**WHAT THE TASK ASKS:** Find each line holding "buffer" and copy it out.

**EXTRACTED INFORMATION:**
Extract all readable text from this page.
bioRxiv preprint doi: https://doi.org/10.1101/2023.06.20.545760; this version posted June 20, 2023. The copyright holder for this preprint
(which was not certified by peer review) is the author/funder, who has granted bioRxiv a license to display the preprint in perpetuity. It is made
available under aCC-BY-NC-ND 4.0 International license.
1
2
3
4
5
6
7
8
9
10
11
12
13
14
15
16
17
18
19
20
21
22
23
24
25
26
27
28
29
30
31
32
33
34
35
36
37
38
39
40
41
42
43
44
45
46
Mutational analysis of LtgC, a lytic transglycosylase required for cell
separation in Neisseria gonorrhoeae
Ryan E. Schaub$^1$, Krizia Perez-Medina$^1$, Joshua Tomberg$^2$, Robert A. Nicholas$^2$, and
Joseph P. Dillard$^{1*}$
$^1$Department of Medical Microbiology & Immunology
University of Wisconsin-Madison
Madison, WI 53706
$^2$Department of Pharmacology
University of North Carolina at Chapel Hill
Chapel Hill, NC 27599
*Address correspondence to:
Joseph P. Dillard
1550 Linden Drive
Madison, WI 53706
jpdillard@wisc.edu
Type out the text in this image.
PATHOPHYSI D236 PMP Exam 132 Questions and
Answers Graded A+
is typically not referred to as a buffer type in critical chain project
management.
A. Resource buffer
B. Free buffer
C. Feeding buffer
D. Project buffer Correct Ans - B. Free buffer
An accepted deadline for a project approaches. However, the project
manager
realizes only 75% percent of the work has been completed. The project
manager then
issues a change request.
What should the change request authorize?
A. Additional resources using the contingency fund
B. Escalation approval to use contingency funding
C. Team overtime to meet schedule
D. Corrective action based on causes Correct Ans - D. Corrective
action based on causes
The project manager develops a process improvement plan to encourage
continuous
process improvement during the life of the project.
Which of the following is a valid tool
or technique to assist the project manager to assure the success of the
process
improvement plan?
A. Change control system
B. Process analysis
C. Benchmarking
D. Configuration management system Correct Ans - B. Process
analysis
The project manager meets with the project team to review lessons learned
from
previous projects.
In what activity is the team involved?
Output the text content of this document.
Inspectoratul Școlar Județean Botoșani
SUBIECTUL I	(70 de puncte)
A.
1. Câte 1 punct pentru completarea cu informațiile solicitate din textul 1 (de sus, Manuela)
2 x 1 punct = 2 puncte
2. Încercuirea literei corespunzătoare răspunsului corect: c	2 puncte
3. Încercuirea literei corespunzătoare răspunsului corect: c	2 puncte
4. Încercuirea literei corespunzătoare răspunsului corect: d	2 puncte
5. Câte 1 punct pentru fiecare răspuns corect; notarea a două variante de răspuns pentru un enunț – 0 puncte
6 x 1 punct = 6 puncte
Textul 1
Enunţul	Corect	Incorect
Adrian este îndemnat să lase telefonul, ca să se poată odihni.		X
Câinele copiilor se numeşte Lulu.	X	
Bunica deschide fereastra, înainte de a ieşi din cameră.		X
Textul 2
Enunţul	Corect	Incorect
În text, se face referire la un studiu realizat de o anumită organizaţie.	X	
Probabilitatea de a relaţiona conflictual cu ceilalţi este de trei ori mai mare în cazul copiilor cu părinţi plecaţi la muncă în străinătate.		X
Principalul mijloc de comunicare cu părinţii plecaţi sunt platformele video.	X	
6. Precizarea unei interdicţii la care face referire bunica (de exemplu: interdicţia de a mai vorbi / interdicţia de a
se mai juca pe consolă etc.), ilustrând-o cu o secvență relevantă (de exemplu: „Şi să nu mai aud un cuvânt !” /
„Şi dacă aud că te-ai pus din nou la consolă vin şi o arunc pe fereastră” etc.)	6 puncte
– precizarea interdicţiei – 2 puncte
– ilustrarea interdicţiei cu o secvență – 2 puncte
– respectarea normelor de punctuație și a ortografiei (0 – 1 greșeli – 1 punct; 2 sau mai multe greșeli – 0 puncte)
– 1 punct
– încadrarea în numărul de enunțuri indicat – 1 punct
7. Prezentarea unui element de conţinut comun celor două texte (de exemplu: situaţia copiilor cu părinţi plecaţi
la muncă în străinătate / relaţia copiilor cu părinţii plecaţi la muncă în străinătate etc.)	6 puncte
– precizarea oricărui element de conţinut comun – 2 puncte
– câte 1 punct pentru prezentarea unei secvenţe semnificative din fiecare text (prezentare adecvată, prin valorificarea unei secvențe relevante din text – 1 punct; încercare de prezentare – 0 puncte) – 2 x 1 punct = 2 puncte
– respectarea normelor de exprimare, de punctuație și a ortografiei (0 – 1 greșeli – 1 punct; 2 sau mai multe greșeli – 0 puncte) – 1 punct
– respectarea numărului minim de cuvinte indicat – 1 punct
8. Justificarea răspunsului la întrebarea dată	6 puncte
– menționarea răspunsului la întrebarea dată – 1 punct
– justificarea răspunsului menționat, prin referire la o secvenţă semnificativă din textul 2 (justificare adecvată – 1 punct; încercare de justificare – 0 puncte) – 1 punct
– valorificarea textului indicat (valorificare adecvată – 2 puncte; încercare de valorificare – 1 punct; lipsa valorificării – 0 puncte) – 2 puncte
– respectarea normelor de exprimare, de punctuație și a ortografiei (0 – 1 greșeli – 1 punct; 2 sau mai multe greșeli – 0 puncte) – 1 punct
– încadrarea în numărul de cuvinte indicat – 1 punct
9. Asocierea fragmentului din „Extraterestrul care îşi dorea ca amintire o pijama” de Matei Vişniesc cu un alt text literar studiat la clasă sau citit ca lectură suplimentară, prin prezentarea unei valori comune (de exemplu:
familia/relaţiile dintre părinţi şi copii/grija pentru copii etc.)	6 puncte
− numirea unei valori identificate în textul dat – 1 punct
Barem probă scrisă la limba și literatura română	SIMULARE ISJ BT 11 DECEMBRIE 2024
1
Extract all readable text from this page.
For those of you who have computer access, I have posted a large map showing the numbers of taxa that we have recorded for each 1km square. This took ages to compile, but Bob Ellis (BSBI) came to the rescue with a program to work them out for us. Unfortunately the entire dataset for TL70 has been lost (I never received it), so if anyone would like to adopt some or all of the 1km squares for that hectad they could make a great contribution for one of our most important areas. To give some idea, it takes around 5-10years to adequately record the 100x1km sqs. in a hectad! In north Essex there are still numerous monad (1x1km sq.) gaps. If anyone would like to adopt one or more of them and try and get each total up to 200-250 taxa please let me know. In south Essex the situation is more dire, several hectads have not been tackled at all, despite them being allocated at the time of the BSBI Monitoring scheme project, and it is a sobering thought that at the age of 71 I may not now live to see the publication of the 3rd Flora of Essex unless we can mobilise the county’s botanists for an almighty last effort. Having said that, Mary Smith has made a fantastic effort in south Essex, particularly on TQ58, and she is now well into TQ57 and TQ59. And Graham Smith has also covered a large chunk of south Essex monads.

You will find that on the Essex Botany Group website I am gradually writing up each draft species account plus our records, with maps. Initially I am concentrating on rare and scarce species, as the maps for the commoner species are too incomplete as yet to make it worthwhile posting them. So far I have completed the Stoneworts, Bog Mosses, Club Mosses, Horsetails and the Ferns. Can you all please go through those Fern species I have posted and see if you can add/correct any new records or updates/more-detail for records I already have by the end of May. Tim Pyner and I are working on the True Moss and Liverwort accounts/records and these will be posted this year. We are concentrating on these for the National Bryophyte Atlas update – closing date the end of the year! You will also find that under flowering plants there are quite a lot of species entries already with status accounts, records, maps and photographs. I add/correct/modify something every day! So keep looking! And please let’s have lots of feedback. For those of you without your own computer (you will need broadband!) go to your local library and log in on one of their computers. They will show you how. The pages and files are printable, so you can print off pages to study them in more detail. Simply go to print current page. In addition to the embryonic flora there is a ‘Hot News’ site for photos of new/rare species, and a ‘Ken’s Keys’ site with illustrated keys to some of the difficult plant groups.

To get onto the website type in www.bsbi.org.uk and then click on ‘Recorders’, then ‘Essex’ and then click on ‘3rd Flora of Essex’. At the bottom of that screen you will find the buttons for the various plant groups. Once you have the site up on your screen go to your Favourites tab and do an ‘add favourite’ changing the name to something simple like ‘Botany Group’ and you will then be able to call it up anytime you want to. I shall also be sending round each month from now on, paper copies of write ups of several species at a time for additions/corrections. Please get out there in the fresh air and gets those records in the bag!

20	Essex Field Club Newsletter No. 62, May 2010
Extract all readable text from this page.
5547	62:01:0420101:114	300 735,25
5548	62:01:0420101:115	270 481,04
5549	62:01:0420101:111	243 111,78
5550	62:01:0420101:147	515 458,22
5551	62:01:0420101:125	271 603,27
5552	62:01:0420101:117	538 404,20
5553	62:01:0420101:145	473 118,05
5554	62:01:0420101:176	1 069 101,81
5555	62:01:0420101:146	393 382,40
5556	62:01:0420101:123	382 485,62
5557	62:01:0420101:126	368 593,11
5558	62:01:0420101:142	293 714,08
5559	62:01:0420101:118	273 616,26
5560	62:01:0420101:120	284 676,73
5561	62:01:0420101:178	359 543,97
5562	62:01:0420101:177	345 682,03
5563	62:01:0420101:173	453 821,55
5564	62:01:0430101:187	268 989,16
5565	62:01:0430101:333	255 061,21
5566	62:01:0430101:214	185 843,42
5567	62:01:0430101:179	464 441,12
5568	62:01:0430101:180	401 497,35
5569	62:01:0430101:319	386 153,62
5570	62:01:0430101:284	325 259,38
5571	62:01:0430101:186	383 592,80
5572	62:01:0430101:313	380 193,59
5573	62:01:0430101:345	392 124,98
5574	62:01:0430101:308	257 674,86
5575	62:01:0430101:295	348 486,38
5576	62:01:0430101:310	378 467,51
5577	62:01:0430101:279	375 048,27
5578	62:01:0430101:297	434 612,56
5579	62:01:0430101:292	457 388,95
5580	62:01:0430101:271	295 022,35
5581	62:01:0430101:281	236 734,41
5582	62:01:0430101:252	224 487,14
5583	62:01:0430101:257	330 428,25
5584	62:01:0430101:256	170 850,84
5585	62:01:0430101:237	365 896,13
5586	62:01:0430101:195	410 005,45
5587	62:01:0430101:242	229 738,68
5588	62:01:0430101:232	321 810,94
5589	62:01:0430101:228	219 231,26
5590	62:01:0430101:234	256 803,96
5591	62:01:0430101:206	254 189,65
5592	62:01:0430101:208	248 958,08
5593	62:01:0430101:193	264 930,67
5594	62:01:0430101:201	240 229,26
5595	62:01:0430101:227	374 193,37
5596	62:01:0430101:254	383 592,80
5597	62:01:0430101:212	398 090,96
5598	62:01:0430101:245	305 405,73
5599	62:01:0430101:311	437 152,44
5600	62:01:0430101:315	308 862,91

**IN RESPONSE:**
is typically not referred to as a buffer type in critical chain project
A. Resource buffer
B. Free buffer
C. Feeding buffer
D. Project buffer Correct Ans - B. Free buffer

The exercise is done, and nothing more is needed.